Stored records
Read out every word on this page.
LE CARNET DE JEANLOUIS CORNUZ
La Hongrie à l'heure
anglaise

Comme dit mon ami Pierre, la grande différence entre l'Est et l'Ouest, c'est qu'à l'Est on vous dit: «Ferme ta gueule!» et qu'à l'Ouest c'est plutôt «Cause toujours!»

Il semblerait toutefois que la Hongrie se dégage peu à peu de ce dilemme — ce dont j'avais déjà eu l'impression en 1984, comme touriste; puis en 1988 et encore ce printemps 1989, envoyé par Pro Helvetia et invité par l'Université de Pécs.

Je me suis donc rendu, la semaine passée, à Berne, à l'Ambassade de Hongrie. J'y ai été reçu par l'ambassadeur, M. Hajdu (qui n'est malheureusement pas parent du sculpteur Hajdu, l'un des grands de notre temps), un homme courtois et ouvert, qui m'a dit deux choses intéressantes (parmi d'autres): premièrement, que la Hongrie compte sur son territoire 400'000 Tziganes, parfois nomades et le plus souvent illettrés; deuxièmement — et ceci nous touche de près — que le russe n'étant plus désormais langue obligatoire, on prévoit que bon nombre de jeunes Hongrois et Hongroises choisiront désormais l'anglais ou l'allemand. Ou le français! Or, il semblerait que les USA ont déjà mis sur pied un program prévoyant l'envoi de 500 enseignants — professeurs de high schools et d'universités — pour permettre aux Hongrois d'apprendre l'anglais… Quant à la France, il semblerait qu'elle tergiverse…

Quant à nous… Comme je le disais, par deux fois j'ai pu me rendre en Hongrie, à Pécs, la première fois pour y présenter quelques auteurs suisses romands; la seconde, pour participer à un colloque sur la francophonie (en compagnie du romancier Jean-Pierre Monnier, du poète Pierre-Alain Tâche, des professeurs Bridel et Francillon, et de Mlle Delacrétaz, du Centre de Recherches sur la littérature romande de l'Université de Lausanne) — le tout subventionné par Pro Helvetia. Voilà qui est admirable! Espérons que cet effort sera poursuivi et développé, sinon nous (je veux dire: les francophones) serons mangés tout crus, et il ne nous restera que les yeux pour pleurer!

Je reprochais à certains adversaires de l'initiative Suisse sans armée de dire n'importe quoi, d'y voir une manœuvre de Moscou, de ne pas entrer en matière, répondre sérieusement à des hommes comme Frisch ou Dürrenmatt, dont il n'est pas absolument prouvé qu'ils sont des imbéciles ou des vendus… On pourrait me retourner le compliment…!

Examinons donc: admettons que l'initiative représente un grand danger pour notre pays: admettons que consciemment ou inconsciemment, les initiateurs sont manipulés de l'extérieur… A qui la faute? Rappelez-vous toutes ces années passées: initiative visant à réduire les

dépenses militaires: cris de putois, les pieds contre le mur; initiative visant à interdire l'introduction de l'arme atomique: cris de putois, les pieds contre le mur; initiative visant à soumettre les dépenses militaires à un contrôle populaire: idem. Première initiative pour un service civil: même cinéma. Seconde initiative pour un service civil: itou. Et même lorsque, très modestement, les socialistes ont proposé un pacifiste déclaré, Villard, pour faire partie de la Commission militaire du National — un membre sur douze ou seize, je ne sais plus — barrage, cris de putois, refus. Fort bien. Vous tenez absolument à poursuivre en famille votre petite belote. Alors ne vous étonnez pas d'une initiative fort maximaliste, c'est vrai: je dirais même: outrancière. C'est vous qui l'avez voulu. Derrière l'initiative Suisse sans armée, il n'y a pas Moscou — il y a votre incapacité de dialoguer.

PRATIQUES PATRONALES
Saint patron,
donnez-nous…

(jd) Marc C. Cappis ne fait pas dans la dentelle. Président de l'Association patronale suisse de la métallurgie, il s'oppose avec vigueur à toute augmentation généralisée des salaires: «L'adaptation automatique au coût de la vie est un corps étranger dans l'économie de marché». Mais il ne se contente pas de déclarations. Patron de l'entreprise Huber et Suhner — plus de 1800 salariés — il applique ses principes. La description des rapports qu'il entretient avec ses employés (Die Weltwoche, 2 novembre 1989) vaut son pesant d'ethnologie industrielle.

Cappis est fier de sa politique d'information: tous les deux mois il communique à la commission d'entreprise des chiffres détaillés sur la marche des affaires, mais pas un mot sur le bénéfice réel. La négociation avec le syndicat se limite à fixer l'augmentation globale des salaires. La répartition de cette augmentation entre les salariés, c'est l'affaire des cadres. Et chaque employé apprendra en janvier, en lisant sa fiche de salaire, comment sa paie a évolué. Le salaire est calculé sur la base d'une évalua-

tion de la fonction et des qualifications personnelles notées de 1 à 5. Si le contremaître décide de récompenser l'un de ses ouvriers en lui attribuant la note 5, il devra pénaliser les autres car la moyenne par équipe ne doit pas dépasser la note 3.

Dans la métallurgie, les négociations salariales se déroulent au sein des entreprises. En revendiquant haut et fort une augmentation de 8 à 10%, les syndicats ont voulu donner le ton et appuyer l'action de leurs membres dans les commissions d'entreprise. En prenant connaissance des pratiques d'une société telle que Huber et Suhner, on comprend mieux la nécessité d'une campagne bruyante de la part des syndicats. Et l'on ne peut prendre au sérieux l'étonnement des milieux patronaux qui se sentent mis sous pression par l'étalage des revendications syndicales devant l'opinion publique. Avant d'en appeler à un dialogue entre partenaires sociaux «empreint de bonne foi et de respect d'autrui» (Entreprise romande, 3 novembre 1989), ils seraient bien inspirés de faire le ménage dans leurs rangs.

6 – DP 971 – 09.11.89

**EXERCISE GOAL:**
Go through the records and copy each line with "Pécs" in it.

**THE REPLY:**
Il semblerait toutefois que la Hongrie se dégage peu à peu de ce dilemme — ce dont j'avais déjà eu l'impression en 1984, comme touriste; puis en 1988 et encore ce printemps 1989, envoyé par Pro Helvetia et invité par l'Université de Pécs.
Quant à nous… Comme je le disais, par deux fois j'ai pu me rendre en Hongrie, à Pécs, la première fois pour y présenter quelques auteurs suisses romands; la seconde, pour participer à un colloque sur la francophonie (en compagnie du romancier Jean-Pierre Monnier, du poète Pierre-Alain Tâche, des professeurs Bridel et Francillon, et de Mlle Delacrétaz, du Centre de Recherches sur la littérature romande de l'Université de Lausanne) — le tout subventionné par Pro Helvetia. Voilà qui est admirable! Espérons que cet effort sera poursuivi et développé, sinon nous (je veux dire: les francophones) serons mangés tout crus, et il ne nous restera que les yeux pour pleurer!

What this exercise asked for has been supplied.